§ **WHAT YOU WILL DO**:
Quote the data below in full, please, without altering anything.
+++ DATA TO USE +++
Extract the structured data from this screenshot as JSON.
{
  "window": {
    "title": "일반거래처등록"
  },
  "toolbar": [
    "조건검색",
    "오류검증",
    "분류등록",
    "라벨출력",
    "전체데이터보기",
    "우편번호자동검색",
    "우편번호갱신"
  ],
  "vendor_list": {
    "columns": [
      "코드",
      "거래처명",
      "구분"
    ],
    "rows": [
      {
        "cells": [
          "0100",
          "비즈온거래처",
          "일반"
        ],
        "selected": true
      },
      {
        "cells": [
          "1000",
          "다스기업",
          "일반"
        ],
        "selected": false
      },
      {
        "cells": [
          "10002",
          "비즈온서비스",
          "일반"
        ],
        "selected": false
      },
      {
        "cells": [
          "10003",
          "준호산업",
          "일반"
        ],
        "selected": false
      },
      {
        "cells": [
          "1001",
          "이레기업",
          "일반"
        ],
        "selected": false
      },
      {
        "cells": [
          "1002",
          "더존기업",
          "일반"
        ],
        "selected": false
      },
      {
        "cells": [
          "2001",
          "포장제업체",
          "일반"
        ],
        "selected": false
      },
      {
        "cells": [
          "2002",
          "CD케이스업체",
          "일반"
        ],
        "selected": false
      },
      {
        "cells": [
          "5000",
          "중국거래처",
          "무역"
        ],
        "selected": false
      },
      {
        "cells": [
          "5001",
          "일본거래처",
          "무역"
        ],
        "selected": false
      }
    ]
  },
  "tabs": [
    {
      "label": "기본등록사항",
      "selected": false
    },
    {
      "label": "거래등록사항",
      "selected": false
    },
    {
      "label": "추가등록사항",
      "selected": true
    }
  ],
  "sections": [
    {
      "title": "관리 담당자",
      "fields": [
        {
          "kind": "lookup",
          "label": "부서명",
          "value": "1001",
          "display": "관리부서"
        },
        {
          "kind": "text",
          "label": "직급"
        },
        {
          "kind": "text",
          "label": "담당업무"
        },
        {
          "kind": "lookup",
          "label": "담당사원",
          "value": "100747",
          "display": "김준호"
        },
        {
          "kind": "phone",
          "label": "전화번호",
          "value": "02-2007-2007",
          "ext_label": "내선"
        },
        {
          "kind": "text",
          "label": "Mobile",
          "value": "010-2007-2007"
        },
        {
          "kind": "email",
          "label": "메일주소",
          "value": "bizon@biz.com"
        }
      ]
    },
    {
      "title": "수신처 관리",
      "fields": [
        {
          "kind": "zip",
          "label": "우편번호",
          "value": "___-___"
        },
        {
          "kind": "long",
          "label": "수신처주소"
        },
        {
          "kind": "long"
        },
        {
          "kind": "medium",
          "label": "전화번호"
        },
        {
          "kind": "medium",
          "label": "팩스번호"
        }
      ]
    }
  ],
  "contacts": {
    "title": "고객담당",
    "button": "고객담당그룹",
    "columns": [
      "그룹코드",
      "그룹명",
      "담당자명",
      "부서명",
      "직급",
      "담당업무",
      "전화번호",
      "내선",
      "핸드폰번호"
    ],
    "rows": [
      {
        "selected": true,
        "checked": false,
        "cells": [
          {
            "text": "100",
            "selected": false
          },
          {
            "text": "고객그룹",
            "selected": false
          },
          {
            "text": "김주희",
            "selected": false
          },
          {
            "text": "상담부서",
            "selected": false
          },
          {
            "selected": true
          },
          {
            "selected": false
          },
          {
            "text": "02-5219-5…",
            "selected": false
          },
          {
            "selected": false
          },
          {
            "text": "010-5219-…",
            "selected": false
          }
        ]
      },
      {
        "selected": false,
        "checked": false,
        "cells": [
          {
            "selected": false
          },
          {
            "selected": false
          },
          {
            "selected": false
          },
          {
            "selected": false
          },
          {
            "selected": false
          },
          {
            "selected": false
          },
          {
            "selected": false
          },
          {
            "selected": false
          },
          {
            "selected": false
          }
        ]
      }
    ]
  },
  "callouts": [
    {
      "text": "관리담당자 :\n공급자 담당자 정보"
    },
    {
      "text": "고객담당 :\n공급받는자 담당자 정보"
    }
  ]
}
+++
§ **REPLY TO THE EXERCISE**:
Extract the structured data from this screenshot as JSON.
{
  "window": {
    "title": "일반거래처등록"
  },
  "toolbar": [
    "조건검색",
    "오류검증",
    "분류등록",
    "라벨출력",
    "전체데이터보기",
    "우편번호자동검색",
    "우편번호갱신"
  ],
  "vendor_list": {
    "columns": [
      "코드",
      "거래처명",
      "구분"
    ],
    "rows": [
      {
        "cells": [
          "0100",
          "비즈온거래처",
          "일반"
        ],
        "selected": true
      },
      {
        "cells": [
          "1000",
          "다스기업",
          "일반"
        ],
        "selected": false
      },
      {
        "cells": [
          "10002",
          "비즈온서비스",
          "일반"
        ],
        "selected": false
      },
      {
        "cells": [
          "10003",
          "준호산업",
          "일반"
        ],
        "selected": false
      },
      {
        "cells": [
          "1001",
          "이레기업",
          "일반"
        ],
        "selected": false
      },
      {
        "cells": [
          "1002",
          "더존기업",
          "일반"
        ],
        "selected": false
      },
      {
        "cells": [
          "2001",
          "포장제업체",
          "일반"
        ],
        "selected": false
      },
      {
        "cells": [
          "2002",
          "CD케이스업체",
          "일반"
        ],
        "selected": false
      },
      {
        "cells": [
          "5000",
          "중국거래처",
          "무역"
        ],
        "selected": false
      },
      {
        "cells": [
          "5001",
          "일본거래처",
          "무역"
        ],
        "selected": false
      }
    ]
  },
  "tabs": [
    {
      "label": "기본등록사항",
      "selected": false
    },
    {
      "label": "거래등록사항",
      "selected": false
    },
    {
      "label": "추가등록사항",
      "selected": true
    }
  ],
  "sections": [
    {
      "title": "관리 담당자",
      "fields": [
        {
          "kind": "lookup",
          "label": "부서명",
          "value": "1001",
          "display": "관리부서"
        },
        {
          "kind": "text",
          "label": "직급"
        },
        {
          "kind": "text",
          "label": "담당업무"
        },
        {
          "kind": "lookup",
          "label": "담당사원",
          "value": "100747",
          "display": "김준호"
        },
        {
          "kind": "phone",
          "label": "전화번호",
          "value": "02-2007-2007",
          "ext_label": "내선"
        },
        {
          "kind": "text",
          "label": "Mobile",
          "value": "010-2007-2007"
        },
        {
          "kind": "email",
          "label": "메일주소",
          "value": "bizon@biz.com"
        }
      ]
    },
    {
      "title": "수신처 관리",
      "fields": [
        {
          "kind": "zip",
          "label": "우편번호",
          "value": "___-___"
        },
        {
          "kind": "long",
          "label": "수신처주소"
        },
        {
          "kind": "long"
        },
        {
          "kind": "medium",
          "label": "전화번호"
        },
        {
          "kind": "medium",
          "label": "팩스번호"
        }
      ]
    }
  ],
  "contacts": {
    "title": "고객담당",
    "button": "고객담당그룹",
    "columns": [
      "그룹코드",
      "그룹명",
      "담당자명",
      "부서명",
      "직급",
      "담당업무",
      "전화번호",
      "내선",
      "핸드폰번호"
    ],
    "rows": [
      {
        "selected": true,
        "checked": false,
        "cells": [
          {
            "text": "100",
            "selected": false
          },
          {
            "text": "고객그룹",
            "selected": false
          },
          {
            "text": "김주희",
            "selected": false
          },
          {
            "text": "상담부서",
            "selected": false
          },
          {
            "selected": true
          },
          {
            "selected": false
          },
          {
            "text": "02-5219-5…",
            "selected": false
          },
          {
            "selected": false
          },
          {
            "text": "010-5219-…",
            "selected": false
          }
        ]
      },
      {
        "selected": false,
        "checked": false,
        "cells": [
          {
            "selected": false
          },
          {
            "selected": false
          },
          {
            "selected": false
          },
          {
            "selected": false
          },
          {
            "selected": false
          },
          {
            "selected": false
          },
          {
            "selected": false
          },
          {
            "selected": false
          },
          {
            "selected": false
          }
        ]
      }
    ]
  },
  "callouts": [
    {
      "text": "관리담당자 :\n공급자 담당자 정보"
    },
    {
      "text": "고객담당 :\n공급받는자 담당자 정보"
    }
  ]
}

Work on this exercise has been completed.